TO BE DONE: Return the data exactly, with all pictures removed.

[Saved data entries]
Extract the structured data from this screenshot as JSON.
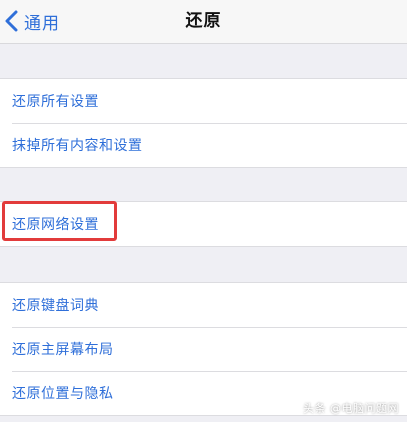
{
  "nav": {
    "back_label": "通用",
    "title": "还原"
  },
  "groups": [
    {
      "items": [
        "还原所有设置",
        "抹掉所有内容和设置"
      ]
    },
    {
      "items": [
        "还原网络设置"
      ]
    },
    {
      "items": [
        "还原键盘词典",
        "还原主屏幕布局",
        "还原位置与隐私"
      ]
    }
  ],
  "watermark": "头条 @电脑问题网",
  "colors": {
    "accent": "#2f6fd9",
    "highlight": "#e23b3b",
    "background": "#efeff4"
  }
}
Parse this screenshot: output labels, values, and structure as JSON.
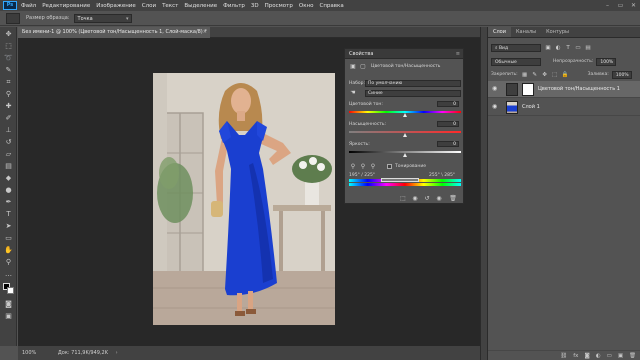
{
  "app": {
    "logo": "Ps"
  },
  "menu": [
    "Файл",
    "Редактирование",
    "Изображение",
    "Слои",
    "Текст",
    "Выделение",
    "Фильтр",
    "3D",
    "Просмотр",
    "Окно",
    "Справка"
  ],
  "options": {
    "sample_label": "Размер образца:",
    "sample_value": "Точка"
  },
  "document": {
    "tab_title": "Без имени-1 @ 100% (Цветовой тон/Насыщенность 1, Слой-маска/8) *",
    "zoom": "100%",
    "doc_info": "Док: 711,9K/949,2K"
  },
  "properties": {
    "title": "Свойства",
    "adjustment_name": "Цветовой тон/Насыщенность",
    "preset_label": "Набор:",
    "preset_value": "По умолчанию",
    "channel_value": "Синие",
    "hue_label": "Цветовой тон:",
    "hue_value": "0",
    "hue_position": 0.5,
    "saturation_label": "Насыщенность:",
    "saturation_value": "0",
    "saturation_position": 0.5,
    "lightness_label": "Яркость:",
    "lightness_value": "0",
    "lightness_position": 0.5,
    "colorize_label": "Тонирование",
    "range_left": "195° / 225°",
    "range_right": "255° \\ 285°"
  },
  "layers_panel": {
    "tabs": [
      "Слои",
      "Каналы",
      "Контуры"
    ],
    "filter_label": "Вид",
    "blend_mode": "Обычные",
    "opacity_label": "Непрозрачность:",
    "opacity_value": "100%",
    "lock_label": "Закрепить:",
    "fill_label": "Заливка:",
    "fill_value": "100%",
    "layers": [
      {
        "name": "Цветовой тон/Насыщенность 1",
        "selected": true
      },
      {
        "name": "Слой 1",
        "selected": false
      }
    ]
  },
  "colors": {
    "accent": "#31a8ff",
    "dress": "#1a3fd0"
  }
}
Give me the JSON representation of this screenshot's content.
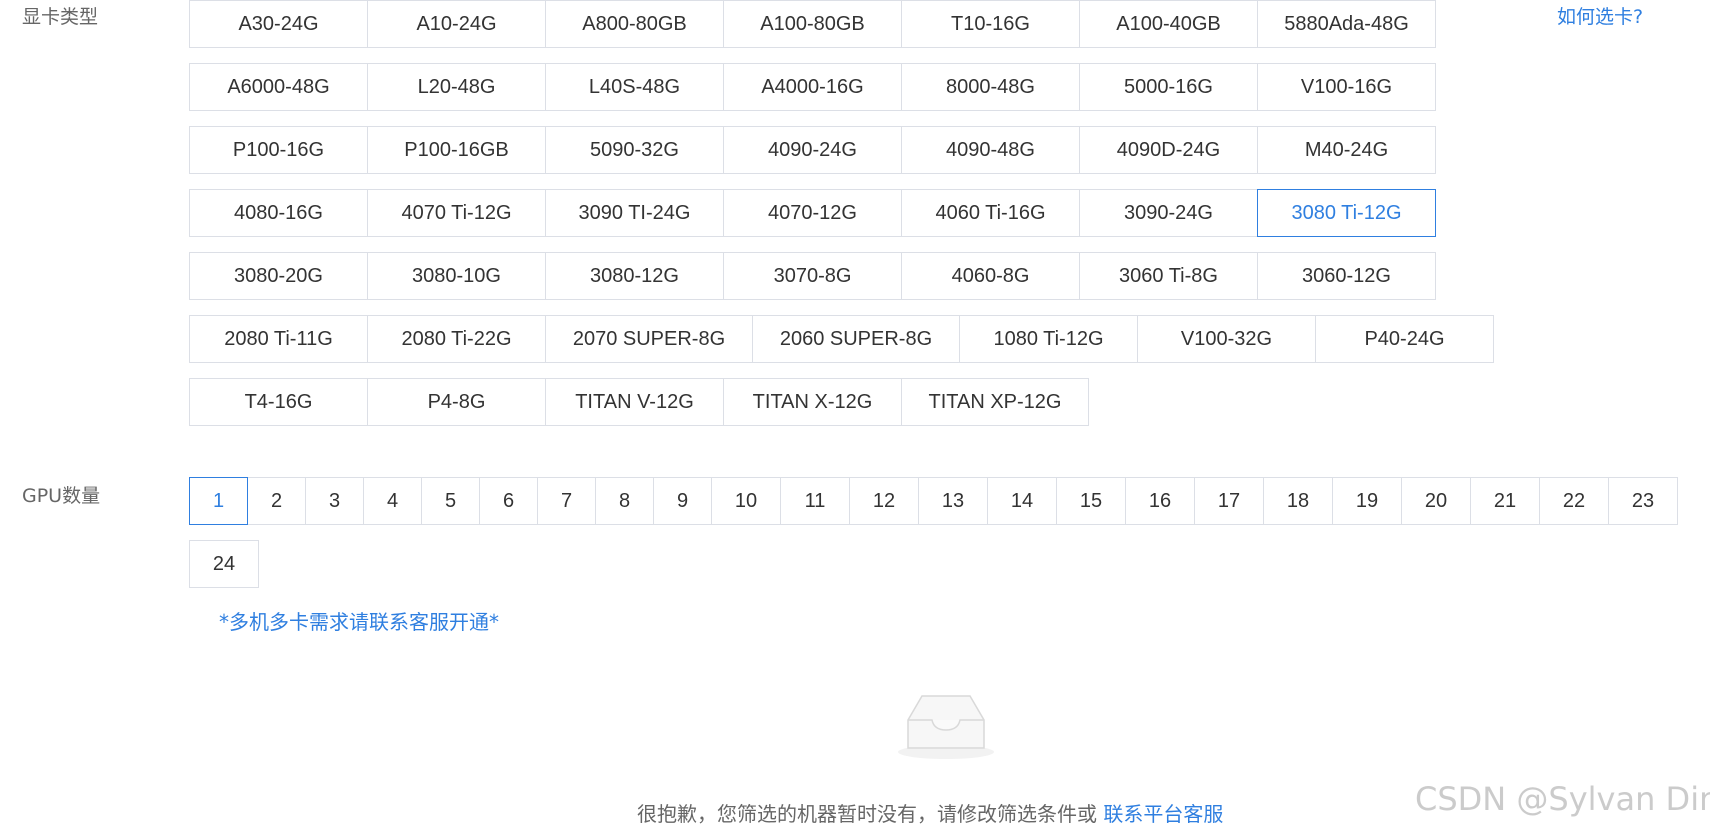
{
  "gpu_type": {
    "label": "显卡类型",
    "help_link": "如何选卡?",
    "rows": [
      [
        "A30-24G",
        "A10-24G",
        "A800-80GB",
        "A100-80GB",
        "T10-16G",
        "A100-40GB",
        "5880Ada-48G"
      ],
      [
        "A6000-48G",
        "L20-48G",
        "L40S-48G",
        "A4000-16G",
        "8000-48G",
        "5000-16G",
        "V100-16G"
      ],
      [
        "P100-16G",
        "P100-16GB",
        "5090-32G",
        "4090-24G",
        "4090-48G",
        "4090D-24G",
        "M40-24G"
      ],
      [
        "4080-16G",
        "4070 Ti-12G",
        "3090 TI-24G",
        "4070-12G",
        "4060 Ti-16G",
        "3090-24G",
        "3080 Ti-12G"
      ],
      [
        "3080-20G",
        "3080-10G",
        "3080-12G",
        "3070-8G",
        "4060-8G",
        "3060 Ti-8G",
        "3060-12G"
      ],
      [
        "2080 Ti-11G",
        "2080 Ti-22G",
        "2070 SUPER-8G",
        "2060 SUPER-8G",
        "1080 Ti-12G",
        "V100-32G",
        "P40-24G"
      ],
      [
        "T4-16G",
        "P4-8G",
        "TITAN V-12G",
        "TITAN X-12G",
        "TITAN XP-12G"
      ]
    ],
    "selected": "3080 Ti-12G"
  },
  "gpu_count": {
    "label": "GPU数量",
    "options": [
      "1",
      "2",
      "3",
      "4",
      "5",
      "6",
      "7",
      "8",
      "9",
      "10",
      "11",
      "12",
      "13",
      "14",
      "15",
      "16",
      "17",
      "18",
      "19",
      "20",
      "21",
      "22",
      "23",
      "24"
    ],
    "selected": "1",
    "note": "*多机多卡需求请联系客服开通*"
  },
  "empty_state": {
    "icon": "empty-inbox-icon",
    "message": "很抱歉，您筛选的机器暂时没有，请修改筛选条件或",
    "contact_link": "联系平台客服"
  },
  "watermark": "CSDN @Sylvan Ding",
  "colors": {
    "accent": "#2f7fe0",
    "border": "#dcdfe6",
    "text": "#333333",
    "muted": "#666666"
  }
}
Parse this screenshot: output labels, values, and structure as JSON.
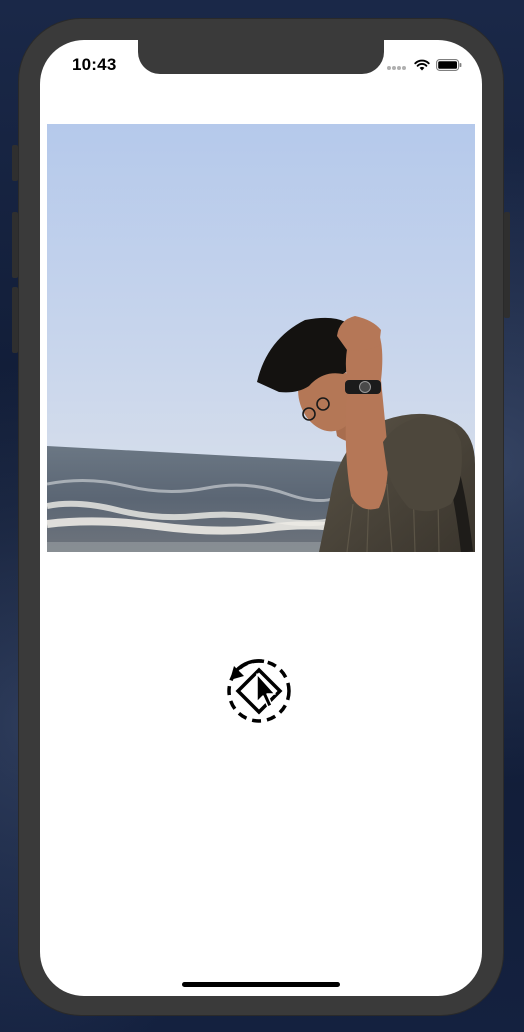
{
  "status_bar": {
    "time": "10:43",
    "icons": [
      "signal-dots-icon",
      "wifi-icon",
      "battery-icon"
    ]
  },
  "main": {
    "image_alt": "",
    "loader_icon": "rotate-left-icon",
    "cursor_icon": "pointer-cursor-icon"
  },
  "colors": {
    "screen_bg": "#ffffff",
    "frame": "#3a3a3a",
    "sky_top": "#b8cbea",
    "sea": "#5b6876"
  }
}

ANSWER:
Extract the structured data from this screenshot as JSON.
{
  "nav": {
    "back_label": "通用",
    "title": "还原"
  },
  "groups": [
    {
      "items": [
        "还原所有设置",
        "抹掉所有内容和设置"
      ]
    },
    {
      "items": [
        "还原网络设置"
      ]
    },
    {
      "items": [
        "还原键盘词典",
        "还原主屏幕布局",
        "还原位置与隐私"
      ]
    }
  ],
  "watermark": "头条 @电脑问题网",
  "colors": {
    "accent": "#2f6fd9",
    "highlight": "#e23b3b",
    "background": "#efeff4"
  }
}
Parse this screenshot: output labels, values, and structure as JSON.
{
  "app": {
    "logo": "Ps"
  },
  "menu": [
    "Файл",
    "Редактирование",
    "Изображение",
    "Слои",
    "Текст",
    "Выделение",
    "Фильтр",
    "3D",
    "Просмотр",
    "Окно",
    "Справка"
  ],
  "options": {
    "sample_label": "Размер образца:",
    "sample_value": "Точка"
  },
  "document": {
    "tab_title": "Без имени-1 @ 100% (Цветовой тон/Насыщенность 1, Слой-маска/8) *",
    "zoom": "100%",
    "doc_info": "Док: 711,9K/949,2K"
  },
  "properties": {
    "title": "Свойства",
    "adjustment_name": "Цветовой тон/Насыщенность",
    "preset_label": "Набор:",
    "preset_value": "По умолчанию",
    "channel_value": "Синие",
    "hue_label": "Цветовой тон:",
    "hue_value": "0",
    "hue_position": 0.5,
    "saturation_label": "Насыщенность:",
    "saturation_value": "0",
    "saturation_position": 0.5,
    "lightness_label": "Яркость:",
    "lightness_value": "0",
    "lightness_position": 0.5,
    "colorize_label": "Тонирование",
    "range_left": "195° / 225°",
    "range_right": "255° \\ 285°"
  },
  "layers_panel": {
    "tabs": [
      "Слои",
      "Каналы",
      "Контуры"
    ],
    "filter_label": "Вид",
    "blend_mode": "Обычные",
    "opacity_label": "Непрозрачность:",
    "opacity_value": "100%",
    "lock_label": "Закрепить:",
    "fill_label": "Заливка:",
    "fill_value": "100%",
    "layers": [
      {
        "name": "Цветовой тон/Насыщенность 1",
        "selected": true
      },
      {
        "name": "Слой 1",
        "selected": false
      }
    ]
  },
  "colors": {
    "accent": "#31a8ff",
    "dress": "#1a3fd0"
  }
}
Give me the JSON representation of this screenshot's content.
{
  "gpu_type": {
    "label": "显卡类型",
    "help_link": "如何选卡?",
    "rows": [
      [
        "A30-24G",
        "A10-24G",
        "A800-80GB",
        "A100-80GB",
        "T10-16G",
        "A100-40GB",
        "5880Ada-48G"
      ],
      [
        "A6000-48G",
        "L20-48G",
        "L40S-48G",
        "A4000-16G",
        "8000-48G",
        "5000-16G",
        "V100-16G"
      ],
      [
        "P100-16G",
        "P100-16GB",
        "5090-32G",
        "4090-24G",
        "4090-48G",
        "4090D-24G",
        "M40-24G"
      ],
      [
        "4080-16G",
        "4070 Ti-12G",
        "3090 TI-24G",
        "4070-12G",
        "4060 Ti-16G",
        "3090-24G",
        "3080 Ti-12G"
      ],
      [
        "3080-20G",
        "3080-10G",
        "3080-12G",
        "3070-8G",
        "4060-8G",
        "3060 Ti-8G",
        "3060-12G"
      ],
      [
        "2080 Ti-11G",
        "2080 Ti-22G",
        "2070 SUPER-8G",
        "2060 SUPER-8G",
        "1080 Ti-12G",
        "V100-32G",
        "P40-24G"
      ],
      [
        "T4-16G",
        "P4-8G",
        "TITAN V-12G",
        "TITAN X-12G",
        "TITAN XP-12G"
      ]
    ],
    "selected": "3080 Ti-12G"
  },
  "gpu_count": {
    "label": "GPU数量",
    "options": [
      "1",
      "2",
      "3",
      "4",
      "5",
      "6",
      "7",
      "8",
      "9",
      "10",
      "11",
      "12",
      "13",
      "14",
      "15",
      "16",
      "17",
      "18",
      "19",
      "20",
      "21",
      "22",
      "23",
      "24"
    ],
    "selected": "1",
    "note": "*多机多卡需求请联系客服开通*"
  },
  "empty_state": {
    "icon": "empty-inbox-icon",
    "message": "很抱歉，您筛选的机器暂时没有，请修改筛选条件或",
    "contact_link": "联系平台客服"
  },
  "watermark": "CSDN @Sylvan Ding",
  "colors": {
    "accent": "#2f7fe0",
    "border": "#dcdfe6",
    "text": "#333333",
    "muted": "#666666"
  }
}
Parse this screenshot: output labels, values, and structure as JSON.
{
  "status_bar": {
    "time": "10:43",
    "icons": [
      "signal-dots-icon",
      "wifi-icon",
      "battery-icon"
    ]
  },
  "main": {
    "image_alt": "",
    "loader_icon": "rotate-left-icon",
    "cursor_icon": "pointer-cursor-icon"
  },
  "colors": {
    "screen_bg": "#ffffff",
    "frame": "#3a3a3a",
    "sky_top": "#b8cbea",
    "sea": "#5b6876"
  }
}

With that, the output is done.